- [Problem statement]:
Which lines contain the word "right"? Return each of them as written.

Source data
········
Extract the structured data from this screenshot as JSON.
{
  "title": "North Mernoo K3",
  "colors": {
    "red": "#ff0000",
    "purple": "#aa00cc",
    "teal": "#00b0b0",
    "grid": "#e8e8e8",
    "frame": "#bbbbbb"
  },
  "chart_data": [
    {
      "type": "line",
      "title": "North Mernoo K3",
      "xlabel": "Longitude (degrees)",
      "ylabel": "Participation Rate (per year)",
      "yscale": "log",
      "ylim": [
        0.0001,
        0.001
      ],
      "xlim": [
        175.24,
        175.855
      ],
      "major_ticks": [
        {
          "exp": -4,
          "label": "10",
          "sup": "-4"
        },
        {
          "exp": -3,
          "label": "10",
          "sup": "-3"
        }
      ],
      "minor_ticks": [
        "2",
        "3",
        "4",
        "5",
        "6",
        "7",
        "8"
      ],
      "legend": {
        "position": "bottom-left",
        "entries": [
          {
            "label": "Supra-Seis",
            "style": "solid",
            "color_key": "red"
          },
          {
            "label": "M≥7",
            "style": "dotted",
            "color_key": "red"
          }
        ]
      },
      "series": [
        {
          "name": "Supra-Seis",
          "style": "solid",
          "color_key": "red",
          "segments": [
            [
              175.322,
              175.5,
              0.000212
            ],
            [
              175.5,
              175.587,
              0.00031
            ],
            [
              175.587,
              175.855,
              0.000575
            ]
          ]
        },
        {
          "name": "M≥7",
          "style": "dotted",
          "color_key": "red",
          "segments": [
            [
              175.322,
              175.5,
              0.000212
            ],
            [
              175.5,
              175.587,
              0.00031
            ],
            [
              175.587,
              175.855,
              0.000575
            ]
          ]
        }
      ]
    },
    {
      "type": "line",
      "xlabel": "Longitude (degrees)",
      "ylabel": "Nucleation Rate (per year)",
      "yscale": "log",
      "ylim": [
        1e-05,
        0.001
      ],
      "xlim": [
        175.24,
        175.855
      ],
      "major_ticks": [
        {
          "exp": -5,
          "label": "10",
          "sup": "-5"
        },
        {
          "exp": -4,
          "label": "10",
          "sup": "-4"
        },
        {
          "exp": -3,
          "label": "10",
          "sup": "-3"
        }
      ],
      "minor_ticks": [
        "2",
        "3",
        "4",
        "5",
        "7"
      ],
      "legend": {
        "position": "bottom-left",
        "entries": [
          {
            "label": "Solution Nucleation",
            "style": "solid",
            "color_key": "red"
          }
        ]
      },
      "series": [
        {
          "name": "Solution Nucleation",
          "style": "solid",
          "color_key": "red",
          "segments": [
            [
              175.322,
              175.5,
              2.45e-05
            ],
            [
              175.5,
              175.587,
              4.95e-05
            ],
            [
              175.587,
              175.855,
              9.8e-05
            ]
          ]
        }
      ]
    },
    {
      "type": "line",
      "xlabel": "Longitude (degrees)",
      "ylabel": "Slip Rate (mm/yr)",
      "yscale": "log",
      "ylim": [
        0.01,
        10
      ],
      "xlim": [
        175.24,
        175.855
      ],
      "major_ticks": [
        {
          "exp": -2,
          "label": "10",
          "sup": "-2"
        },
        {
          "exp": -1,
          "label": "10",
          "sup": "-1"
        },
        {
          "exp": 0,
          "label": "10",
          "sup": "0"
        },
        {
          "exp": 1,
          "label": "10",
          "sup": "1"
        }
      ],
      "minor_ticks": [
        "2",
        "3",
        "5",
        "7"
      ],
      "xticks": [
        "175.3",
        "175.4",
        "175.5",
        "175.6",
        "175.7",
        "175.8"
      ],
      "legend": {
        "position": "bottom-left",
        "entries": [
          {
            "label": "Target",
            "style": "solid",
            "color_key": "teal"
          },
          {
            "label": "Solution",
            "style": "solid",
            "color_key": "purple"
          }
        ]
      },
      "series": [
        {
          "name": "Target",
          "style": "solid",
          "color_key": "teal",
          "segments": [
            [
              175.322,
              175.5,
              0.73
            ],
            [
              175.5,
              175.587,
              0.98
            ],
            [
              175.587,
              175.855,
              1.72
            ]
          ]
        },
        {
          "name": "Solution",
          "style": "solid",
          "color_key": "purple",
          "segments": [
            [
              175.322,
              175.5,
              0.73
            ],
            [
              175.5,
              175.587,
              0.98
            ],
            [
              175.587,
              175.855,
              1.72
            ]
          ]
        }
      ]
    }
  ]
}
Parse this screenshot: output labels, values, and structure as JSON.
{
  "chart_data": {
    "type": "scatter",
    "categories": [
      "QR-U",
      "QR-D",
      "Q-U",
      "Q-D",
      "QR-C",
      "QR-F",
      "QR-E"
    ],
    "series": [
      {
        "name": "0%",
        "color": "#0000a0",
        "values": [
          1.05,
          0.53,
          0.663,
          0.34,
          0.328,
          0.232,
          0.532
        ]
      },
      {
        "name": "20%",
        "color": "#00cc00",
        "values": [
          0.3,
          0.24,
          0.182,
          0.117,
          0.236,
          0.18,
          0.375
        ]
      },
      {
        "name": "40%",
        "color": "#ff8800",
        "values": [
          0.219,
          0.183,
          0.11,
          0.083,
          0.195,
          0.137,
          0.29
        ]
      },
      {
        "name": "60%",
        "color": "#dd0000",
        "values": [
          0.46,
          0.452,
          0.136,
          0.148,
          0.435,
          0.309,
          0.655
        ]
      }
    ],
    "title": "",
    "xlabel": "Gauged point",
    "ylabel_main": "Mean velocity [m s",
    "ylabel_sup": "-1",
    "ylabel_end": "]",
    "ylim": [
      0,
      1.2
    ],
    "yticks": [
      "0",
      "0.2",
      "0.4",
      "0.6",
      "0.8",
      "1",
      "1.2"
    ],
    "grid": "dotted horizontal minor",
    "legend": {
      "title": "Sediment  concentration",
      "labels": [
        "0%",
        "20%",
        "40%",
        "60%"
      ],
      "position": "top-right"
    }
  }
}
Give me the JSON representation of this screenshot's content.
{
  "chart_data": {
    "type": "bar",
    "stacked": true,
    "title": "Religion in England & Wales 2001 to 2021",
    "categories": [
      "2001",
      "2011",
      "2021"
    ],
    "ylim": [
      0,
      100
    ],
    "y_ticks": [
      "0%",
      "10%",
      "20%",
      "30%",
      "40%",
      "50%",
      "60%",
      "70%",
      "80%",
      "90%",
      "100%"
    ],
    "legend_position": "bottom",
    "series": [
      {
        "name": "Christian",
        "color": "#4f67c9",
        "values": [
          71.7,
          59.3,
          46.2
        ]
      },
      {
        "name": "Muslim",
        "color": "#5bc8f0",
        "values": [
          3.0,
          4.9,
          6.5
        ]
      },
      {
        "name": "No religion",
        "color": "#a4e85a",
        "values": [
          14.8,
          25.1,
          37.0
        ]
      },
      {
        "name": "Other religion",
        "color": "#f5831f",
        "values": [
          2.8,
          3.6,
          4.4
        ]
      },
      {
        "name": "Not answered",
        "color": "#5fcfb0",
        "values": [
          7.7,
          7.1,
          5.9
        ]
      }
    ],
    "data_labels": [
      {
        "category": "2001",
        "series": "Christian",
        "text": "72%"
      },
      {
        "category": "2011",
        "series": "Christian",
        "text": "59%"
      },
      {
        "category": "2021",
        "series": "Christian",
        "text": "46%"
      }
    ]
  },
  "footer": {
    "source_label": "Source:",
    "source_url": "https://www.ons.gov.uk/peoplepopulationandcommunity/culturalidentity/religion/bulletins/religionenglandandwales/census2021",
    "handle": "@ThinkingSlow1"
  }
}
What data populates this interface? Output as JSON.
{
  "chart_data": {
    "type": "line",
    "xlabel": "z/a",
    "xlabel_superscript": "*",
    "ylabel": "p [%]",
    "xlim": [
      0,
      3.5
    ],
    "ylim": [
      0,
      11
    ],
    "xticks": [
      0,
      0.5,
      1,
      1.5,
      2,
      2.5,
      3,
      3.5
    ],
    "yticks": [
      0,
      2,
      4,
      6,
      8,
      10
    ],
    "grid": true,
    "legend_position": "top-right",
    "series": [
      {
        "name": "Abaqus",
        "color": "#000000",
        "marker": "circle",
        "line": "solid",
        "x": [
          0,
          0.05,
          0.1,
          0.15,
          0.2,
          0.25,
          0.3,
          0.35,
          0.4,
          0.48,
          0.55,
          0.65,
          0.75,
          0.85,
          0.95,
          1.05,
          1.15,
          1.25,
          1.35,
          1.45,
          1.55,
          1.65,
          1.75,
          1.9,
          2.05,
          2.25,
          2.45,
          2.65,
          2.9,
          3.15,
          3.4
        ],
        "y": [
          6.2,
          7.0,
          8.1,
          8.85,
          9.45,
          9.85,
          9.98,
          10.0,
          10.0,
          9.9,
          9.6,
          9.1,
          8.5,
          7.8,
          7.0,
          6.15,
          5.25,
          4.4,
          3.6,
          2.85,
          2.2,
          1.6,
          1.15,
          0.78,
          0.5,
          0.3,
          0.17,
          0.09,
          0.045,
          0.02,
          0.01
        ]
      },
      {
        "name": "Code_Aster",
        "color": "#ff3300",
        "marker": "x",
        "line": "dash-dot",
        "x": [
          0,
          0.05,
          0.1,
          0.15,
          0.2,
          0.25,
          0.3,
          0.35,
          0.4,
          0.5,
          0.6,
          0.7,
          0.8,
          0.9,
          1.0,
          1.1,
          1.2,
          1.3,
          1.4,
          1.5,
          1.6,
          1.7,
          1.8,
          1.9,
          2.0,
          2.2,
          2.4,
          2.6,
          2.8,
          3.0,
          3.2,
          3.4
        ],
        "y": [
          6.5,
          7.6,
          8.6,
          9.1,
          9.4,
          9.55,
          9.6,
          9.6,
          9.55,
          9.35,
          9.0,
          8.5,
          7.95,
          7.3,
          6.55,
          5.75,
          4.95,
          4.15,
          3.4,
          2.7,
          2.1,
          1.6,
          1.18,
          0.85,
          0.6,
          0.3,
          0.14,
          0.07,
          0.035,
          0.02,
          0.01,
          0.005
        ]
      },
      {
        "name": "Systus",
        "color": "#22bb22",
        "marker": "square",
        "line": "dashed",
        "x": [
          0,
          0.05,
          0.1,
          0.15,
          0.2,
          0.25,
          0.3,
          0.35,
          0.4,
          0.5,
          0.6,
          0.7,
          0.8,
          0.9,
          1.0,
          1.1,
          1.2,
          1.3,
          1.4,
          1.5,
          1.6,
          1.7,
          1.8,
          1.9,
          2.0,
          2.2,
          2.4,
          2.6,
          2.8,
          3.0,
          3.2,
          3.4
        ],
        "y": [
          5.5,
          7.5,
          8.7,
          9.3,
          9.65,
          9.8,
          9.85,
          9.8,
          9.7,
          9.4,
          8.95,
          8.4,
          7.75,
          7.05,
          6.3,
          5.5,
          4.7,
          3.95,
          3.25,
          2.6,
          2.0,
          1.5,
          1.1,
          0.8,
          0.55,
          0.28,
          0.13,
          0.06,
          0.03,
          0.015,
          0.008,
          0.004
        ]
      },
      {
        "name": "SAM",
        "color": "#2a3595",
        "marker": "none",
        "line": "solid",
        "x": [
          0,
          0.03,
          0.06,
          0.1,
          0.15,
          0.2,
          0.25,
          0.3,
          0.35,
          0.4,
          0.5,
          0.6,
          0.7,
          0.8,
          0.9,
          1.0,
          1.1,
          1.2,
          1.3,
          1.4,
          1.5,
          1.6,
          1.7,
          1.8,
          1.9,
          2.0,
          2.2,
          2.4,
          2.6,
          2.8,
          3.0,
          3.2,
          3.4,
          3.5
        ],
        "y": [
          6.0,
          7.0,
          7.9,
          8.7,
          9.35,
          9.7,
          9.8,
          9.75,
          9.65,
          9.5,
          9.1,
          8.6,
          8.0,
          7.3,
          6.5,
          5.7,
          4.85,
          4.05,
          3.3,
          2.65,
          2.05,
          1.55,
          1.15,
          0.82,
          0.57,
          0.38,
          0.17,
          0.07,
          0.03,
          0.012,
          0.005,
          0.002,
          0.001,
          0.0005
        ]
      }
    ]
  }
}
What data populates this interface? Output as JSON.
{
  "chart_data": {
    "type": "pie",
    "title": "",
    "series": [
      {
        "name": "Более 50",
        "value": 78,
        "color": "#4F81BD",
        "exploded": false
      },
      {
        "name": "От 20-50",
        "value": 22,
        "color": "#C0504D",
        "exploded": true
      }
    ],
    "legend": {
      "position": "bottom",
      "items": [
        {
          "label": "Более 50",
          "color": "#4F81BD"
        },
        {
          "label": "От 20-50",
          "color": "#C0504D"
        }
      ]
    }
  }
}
········
- [Reply]:
      "position": "top-right"
    "legend_position": "top-right",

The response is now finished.